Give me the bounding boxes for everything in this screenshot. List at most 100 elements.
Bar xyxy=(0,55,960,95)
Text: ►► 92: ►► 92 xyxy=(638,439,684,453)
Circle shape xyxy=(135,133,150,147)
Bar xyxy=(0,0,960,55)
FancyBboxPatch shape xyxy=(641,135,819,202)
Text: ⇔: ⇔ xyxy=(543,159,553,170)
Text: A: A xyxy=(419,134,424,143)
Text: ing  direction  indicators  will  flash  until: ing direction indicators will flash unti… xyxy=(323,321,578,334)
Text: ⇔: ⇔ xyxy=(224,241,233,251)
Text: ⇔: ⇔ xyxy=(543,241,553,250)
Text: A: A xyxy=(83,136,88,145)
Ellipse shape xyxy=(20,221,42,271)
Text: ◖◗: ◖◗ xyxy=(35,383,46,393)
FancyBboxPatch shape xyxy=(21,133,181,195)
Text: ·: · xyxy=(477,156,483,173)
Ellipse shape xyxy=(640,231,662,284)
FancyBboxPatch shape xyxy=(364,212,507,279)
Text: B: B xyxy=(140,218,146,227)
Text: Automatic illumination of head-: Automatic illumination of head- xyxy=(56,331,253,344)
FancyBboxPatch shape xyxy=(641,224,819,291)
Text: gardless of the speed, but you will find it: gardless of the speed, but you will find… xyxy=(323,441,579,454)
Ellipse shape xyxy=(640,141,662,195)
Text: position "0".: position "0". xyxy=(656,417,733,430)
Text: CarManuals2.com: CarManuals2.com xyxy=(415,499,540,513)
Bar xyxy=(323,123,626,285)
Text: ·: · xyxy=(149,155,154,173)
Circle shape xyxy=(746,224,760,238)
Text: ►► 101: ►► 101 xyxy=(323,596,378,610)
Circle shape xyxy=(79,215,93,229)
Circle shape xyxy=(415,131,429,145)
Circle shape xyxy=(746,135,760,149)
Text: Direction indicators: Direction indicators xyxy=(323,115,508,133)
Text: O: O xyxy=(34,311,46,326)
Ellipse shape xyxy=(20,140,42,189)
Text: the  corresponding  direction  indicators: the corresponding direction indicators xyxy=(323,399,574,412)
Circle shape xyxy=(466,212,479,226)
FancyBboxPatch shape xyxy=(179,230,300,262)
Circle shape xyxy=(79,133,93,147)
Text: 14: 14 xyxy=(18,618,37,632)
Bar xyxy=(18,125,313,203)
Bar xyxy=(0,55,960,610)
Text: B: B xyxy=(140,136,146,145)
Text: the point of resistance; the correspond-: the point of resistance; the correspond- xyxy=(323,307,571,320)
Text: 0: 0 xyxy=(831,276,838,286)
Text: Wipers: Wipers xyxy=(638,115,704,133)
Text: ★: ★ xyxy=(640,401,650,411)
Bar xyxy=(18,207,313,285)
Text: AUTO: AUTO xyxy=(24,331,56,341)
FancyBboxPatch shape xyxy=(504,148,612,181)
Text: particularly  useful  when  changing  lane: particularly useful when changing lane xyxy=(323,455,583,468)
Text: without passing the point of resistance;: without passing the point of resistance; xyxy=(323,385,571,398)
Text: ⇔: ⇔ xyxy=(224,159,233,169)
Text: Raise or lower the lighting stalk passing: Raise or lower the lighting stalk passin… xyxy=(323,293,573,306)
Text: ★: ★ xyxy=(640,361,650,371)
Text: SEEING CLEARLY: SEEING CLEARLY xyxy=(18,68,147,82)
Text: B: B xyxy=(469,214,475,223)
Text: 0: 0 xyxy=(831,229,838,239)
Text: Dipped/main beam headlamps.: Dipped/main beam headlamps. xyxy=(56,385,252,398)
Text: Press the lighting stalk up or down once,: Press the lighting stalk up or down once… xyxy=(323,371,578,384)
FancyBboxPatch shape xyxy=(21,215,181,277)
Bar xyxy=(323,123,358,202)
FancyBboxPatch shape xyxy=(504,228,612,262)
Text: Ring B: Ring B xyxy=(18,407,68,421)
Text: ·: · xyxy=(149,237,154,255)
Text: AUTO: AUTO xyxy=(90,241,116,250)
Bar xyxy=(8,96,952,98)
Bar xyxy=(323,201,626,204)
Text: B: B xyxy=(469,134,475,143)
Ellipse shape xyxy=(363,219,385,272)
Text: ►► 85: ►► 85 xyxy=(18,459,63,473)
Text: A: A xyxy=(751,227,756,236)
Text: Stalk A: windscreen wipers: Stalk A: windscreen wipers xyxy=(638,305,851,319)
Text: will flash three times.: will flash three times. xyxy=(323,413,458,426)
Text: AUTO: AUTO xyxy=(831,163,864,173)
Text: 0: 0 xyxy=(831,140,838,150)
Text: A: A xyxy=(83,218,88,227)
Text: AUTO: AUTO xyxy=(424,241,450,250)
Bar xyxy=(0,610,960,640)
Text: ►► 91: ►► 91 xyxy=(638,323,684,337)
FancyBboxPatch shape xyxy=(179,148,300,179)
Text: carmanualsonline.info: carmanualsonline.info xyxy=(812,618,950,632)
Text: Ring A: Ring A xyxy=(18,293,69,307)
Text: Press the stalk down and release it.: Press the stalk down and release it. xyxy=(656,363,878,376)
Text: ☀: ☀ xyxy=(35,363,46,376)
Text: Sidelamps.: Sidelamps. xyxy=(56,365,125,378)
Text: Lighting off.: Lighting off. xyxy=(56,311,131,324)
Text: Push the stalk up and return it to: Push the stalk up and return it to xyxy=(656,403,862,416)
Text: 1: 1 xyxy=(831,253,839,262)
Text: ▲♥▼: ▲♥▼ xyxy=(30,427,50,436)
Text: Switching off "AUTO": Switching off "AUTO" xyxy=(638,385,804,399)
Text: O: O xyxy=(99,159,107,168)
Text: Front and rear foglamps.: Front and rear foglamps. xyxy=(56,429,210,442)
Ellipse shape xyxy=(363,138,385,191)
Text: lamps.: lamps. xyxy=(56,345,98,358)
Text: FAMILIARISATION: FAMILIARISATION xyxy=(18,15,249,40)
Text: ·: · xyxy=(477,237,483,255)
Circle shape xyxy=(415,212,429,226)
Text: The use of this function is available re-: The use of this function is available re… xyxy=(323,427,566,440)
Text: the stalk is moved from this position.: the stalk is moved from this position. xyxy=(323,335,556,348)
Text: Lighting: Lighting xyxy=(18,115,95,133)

§ Exercise description
Rewrite every item above, changing each "Ellipse" to "Oval" and keeping everything else the same.

§ Answer to this task
Give me the bounding boxes for everything in this screenshot. List at most 100 elements.
Bar xyxy=(0,55,960,95)
Text: ►► 92: ►► 92 xyxy=(638,439,684,453)
Circle shape xyxy=(135,133,150,147)
Bar xyxy=(0,0,960,55)
FancyBboxPatch shape xyxy=(641,135,819,202)
Text: ⇔: ⇔ xyxy=(543,159,553,170)
Text: A: A xyxy=(419,134,424,143)
Text: ing  direction  indicators  will  flash  until: ing direction indicators will flash unti… xyxy=(323,321,578,334)
Text: ⇔: ⇔ xyxy=(224,241,233,251)
Text: ⇔: ⇔ xyxy=(543,241,553,250)
Text: A: A xyxy=(83,136,88,145)
Oval shape xyxy=(20,221,42,271)
Text: ◖◗: ◖◗ xyxy=(35,383,46,393)
FancyBboxPatch shape xyxy=(21,133,181,195)
Text: ·: · xyxy=(477,156,483,173)
Oval shape xyxy=(640,231,662,284)
FancyBboxPatch shape xyxy=(364,212,507,279)
Text: B: B xyxy=(140,218,146,227)
Text: Automatic illumination of head-: Automatic illumination of head- xyxy=(56,331,253,344)
FancyBboxPatch shape xyxy=(641,224,819,291)
Text: gardless of the speed, but you will find it: gardless of the speed, but you will find… xyxy=(323,441,579,454)
Oval shape xyxy=(640,141,662,195)
Text: position "0".: position "0". xyxy=(656,417,733,430)
Text: CarManuals2.com: CarManuals2.com xyxy=(415,499,540,513)
Bar xyxy=(323,123,626,285)
Text: ·: · xyxy=(149,155,154,173)
Circle shape xyxy=(746,224,760,238)
Text: ►► 101: ►► 101 xyxy=(323,596,378,610)
Circle shape xyxy=(79,215,93,229)
Circle shape xyxy=(415,131,429,145)
Circle shape xyxy=(746,135,760,149)
Text: Direction indicators: Direction indicators xyxy=(323,115,508,133)
Text: O: O xyxy=(34,311,46,326)
Oval shape xyxy=(20,140,42,189)
Text: the  corresponding  direction  indicators: the corresponding direction indicators xyxy=(323,399,574,412)
Circle shape xyxy=(466,212,479,226)
FancyBboxPatch shape xyxy=(179,230,300,262)
Circle shape xyxy=(79,133,93,147)
Text: 14: 14 xyxy=(18,618,37,632)
Bar xyxy=(18,125,313,203)
Bar xyxy=(0,55,960,610)
Text: B: B xyxy=(140,136,146,145)
Text: the point of resistance; the correspond-: the point of resistance; the correspond- xyxy=(323,307,571,320)
Text: 0: 0 xyxy=(831,276,838,286)
Text: Wipers: Wipers xyxy=(638,115,704,133)
Text: ★: ★ xyxy=(640,401,650,411)
Bar xyxy=(18,207,313,285)
Text: AUTO: AUTO xyxy=(24,331,56,341)
FancyBboxPatch shape xyxy=(504,148,612,181)
Text: particularly  useful  when  changing  lane: particularly useful when changing lane xyxy=(323,455,583,468)
Text: without passing the point of resistance;: without passing the point of resistance; xyxy=(323,385,571,398)
Text: ⇔: ⇔ xyxy=(224,159,233,169)
Text: Raise or lower the lighting stalk passing: Raise or lower the lighting stalk passin… xyxy=(323,293,573,306)
Text: ★: ★ xyxy=(640,361,650,371)
Text: SEEING CLEARLY: SEEING CLEARLY xyxy=(18,68,147,82)
Text: B: B xyxy=(469,214,475,223)
Text: 0: 0 xyxy=(831,229,838,239)
Text: Dipped/main beam headlamps.: Dipped/main beam headlamps. xyxy=(56,385,252,398)
Text: Press the lighting stalk up or down once,: Press the lighting stalk up or down once… xyxy=(323,371,578,384)
FancyBboxPatch shape xyxy=(21,215,181,277)
Bar xyxy=(323,123,358,202)
FancyBboxPatch shape xyxy=(504,228,612,262)
Text: Ring B: Ring B xyxy=(18,407,68,421)
Text: ·: · xyxy=(149,237,154,255)
Text: AUTO: AUTO xyxy=(90,241,116,250)
Bar xyxy=(8,96,952,98)
Bar xyxy=(323,201,626,204)
Text: B: B xyxy=(469,134,475,143)
Oval shape xyxy=(363,219,385,272)
Text: ►► 85: ►► 85 xyxy=(18,459,63,473)
Text: A: A xyxy=(751,227,756,236)
Text: Stalk A: windscreen wipers: Stalk A: windscreen wipers xyxy=(638,305,851,319)
Text: will flash three times.: will flash three times. xyxy=(323,413,458,426)
Text: AUTO: AUTO xyxy=(831,163,864,173)
Text: 0: 0 xyxy=(831,140,838,150)
Text: A: A xyxy=(83,218,88,227)
Text: AUTO: AUTO xyxy=(424,241,450,250)
Bar xyxy=(0,610,960,640)
Text: ►► 91: ►► 91 xyxy=(638,323,684,337)
FancyBboxPatch shape xyxy=(179,148,300,179)
Text: carmanualsonline.info: carmanualsonline.info xyxy=(812,618,950,632)
Text: Ring A: Ring A xyxy=(18,293,69,307)
Text: Press the stalk down and release it.: Press the stalk down and release it. xyxy=(656,363,878,376)
Text: ☀: ☀ xyxy=(35,363,46,376)
Text: Sidelamps.: Sidelamps. xyxy=(56,365,125,378)
Text: Lighting off.: Lighting off. xyxy=(56,311,131,324)
Text: Push the stalk up and return it to: Push the stalk up and return it to xyxy=(656,403,862,416)
Text: 1: 1 xyxy=(831,253,839,262)
Text: ▲♥▼: ▲♥▼ xyxy=(30,427,50,436)
Text: Switching off "AUTO": Switching off "AUTO" xyxy=(638,385,804,399)
Text: O: O xyxy=(99,159,107,168)
Text: Front and rear foglamps.: Front and rear foglamps. xyxy=(56,429,210,442)
Oval shape xyxy=(363,138,385,191)
Text: lamps.: lamps. xyxy=(56,345,98,358)
Text: FAMILIARISATION: FAMILIARISATION xyxy=(18,15,249,40)
Text: ·: · xyxy=(477,237,483,255)
Circle shape xyxy=(415,212,429,226)
Text: The use of this function is available re-: The use of this function is available re… xyxy=(323,427,566,440)
Text: the stalk is moved from this position.: the stalk is moved from this position. xyxy=(323,335,556,348)
Text: Lighting: Lighting xyxy=(18,115,95,133)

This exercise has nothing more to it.